> [Set exercise]:
Your task is to copy the listing exactly. Drop any pictures from the copy.

○ ○ ○

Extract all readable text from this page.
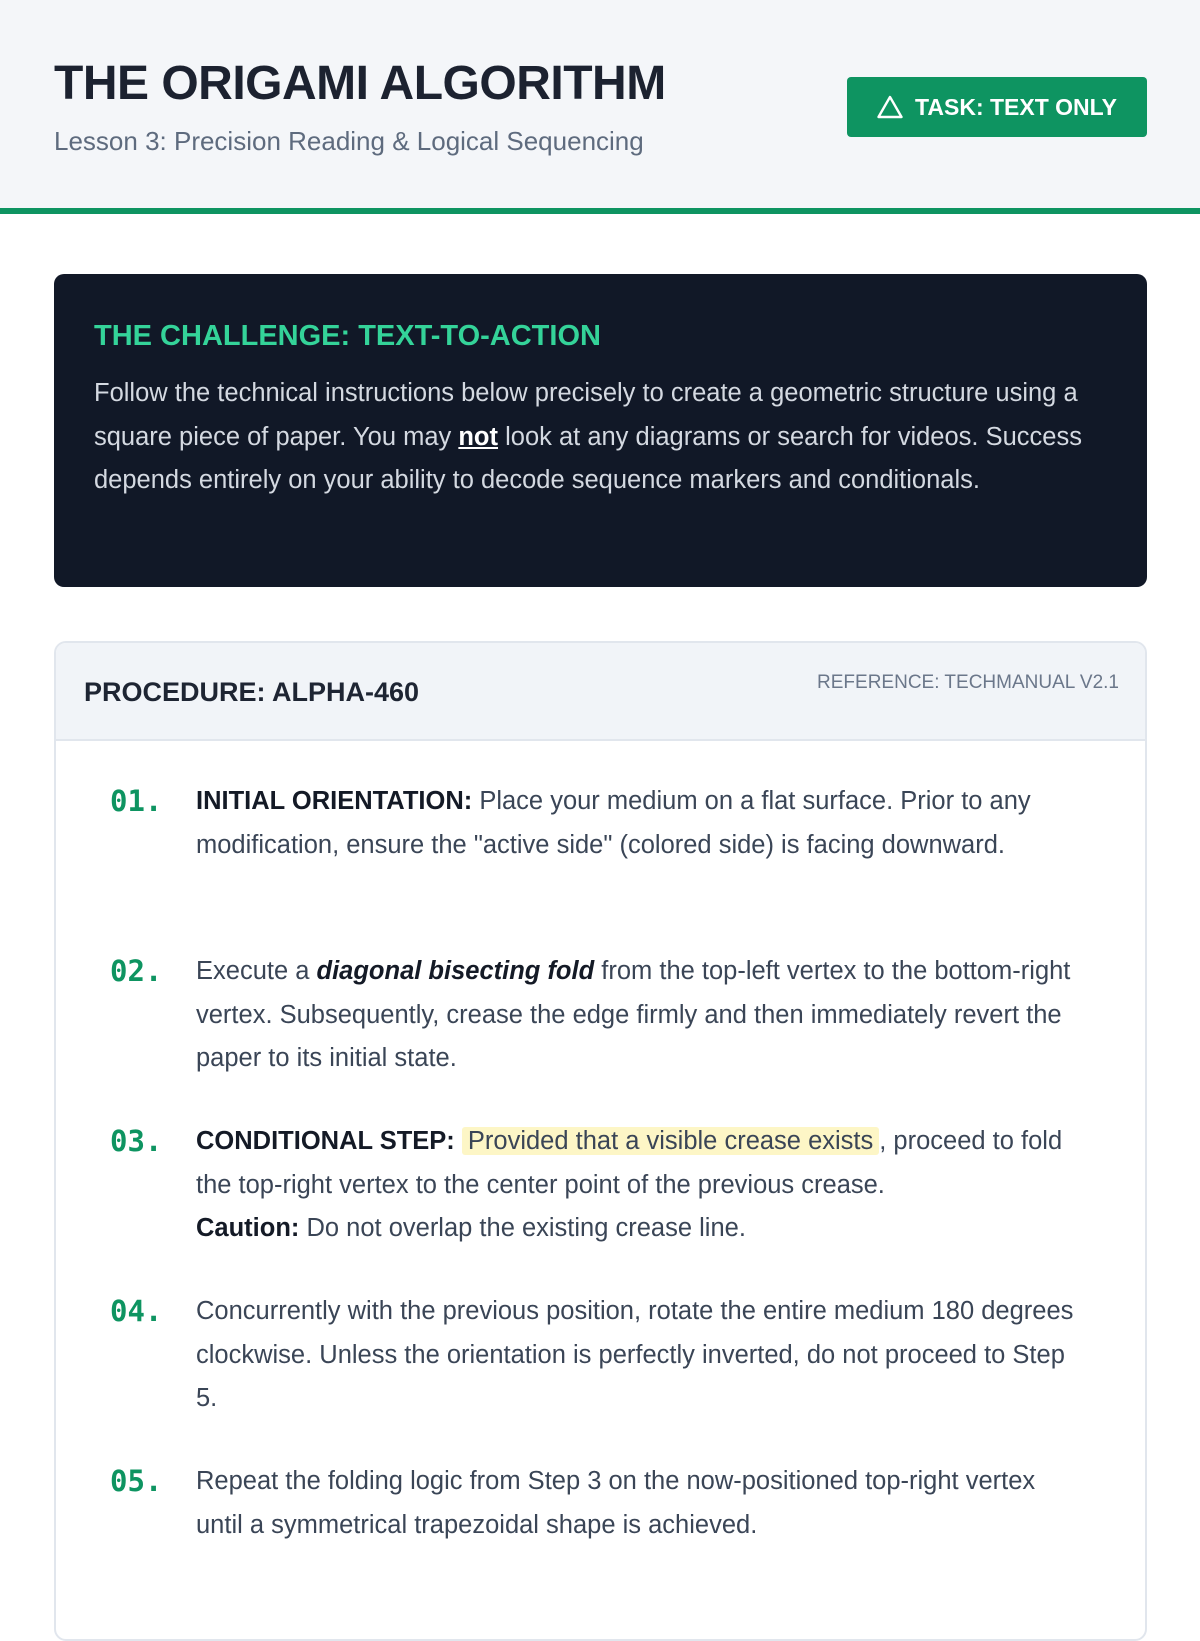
THE ORIGAMI ALGORITHM

Lesson 3: Precision Reading & Logical Sequencing

TASK: TEXT ONLY
THE CHALLENGE: TEXT-TO-ACTION

Follow the technical instructions below precisely to create a geometric structure using a square piece of paper. You may not look at any diagrams or search for videos. Success depends entirely on your ability to decode sequence markers and conditionals.

PROCEDURE: ALPHA-460	REFERENCE: TECHMANUAL V2.1
01. INITIAL ORIENTATION: Place your medium on a flat surface. Prior to any modification, ensure the "active side" (colored side) is facing downward.

02. Execute a diagonal bisecting fold from the top-left vertex to the bottom-right vertex. Subsequently, crease the edge firmly and then immediately revert the paper to its initial state.

03. CONDITIONAL STEP: Provided that a visible crease exists , proceed to fold the top-right vertex to the center point of the previous crease.
Caution: Do not overlap the existing crease line.

04. Concurrently with the previous position, rotate the entire medium 180 degrees clockwise. Unless the orientation is perfectly inverted, do not proceed to Step 5.

05. Repeat the folding logic from Step 3 on the now-positioned top-right vertex until a symmetrical trapezoidal shape is achieved.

○ ○ ○

> [Correct output]:
Extract all readable text from this page.
THE ORIGAMI ALGORITHM

Lesson 3: Precision Reading & Logical Sequencing

TASK: TEXT ONLY
THE CHALLENGE: TEXT-TO-ACTION

Follow the technical instructions below precisely to create a geometric structure using a square piece of paper. You may not look at any diagrams or search for videos. Success depends entirely on your ability to decode sequence markers and conditionals.

PROCEDURE: ALPHA-460	REFERENCE: TECHMANUAL V2.1
01. INITIAL ORIENTATION: Place your medium on a flat surface. Prior to any modification, ensure the "active side" (colored side) is facing downward.

02. Execute a diagonal bisecting fold from the top-left vertex to the bottom-right vertex. Subsequently, crease the edge firmly and then immediately revert the paper to its initial state.

03. CONDITIONAL STEP: Provided that a visible crease exists , proceed to fold the top-right vertex to the center point of the previous crease.
Caution: Do not overlap the existing crease line.

04. Concurrently with the previous position, rotate the entire medium 180 degrees clockwise. Unless the orientation is perfectly inverted, do not proceed to Step 5.

05. Repeat the folding logic from Step 3 on the now-positioned top-right vertex until a symmetrical trapezoidal shape is achieved.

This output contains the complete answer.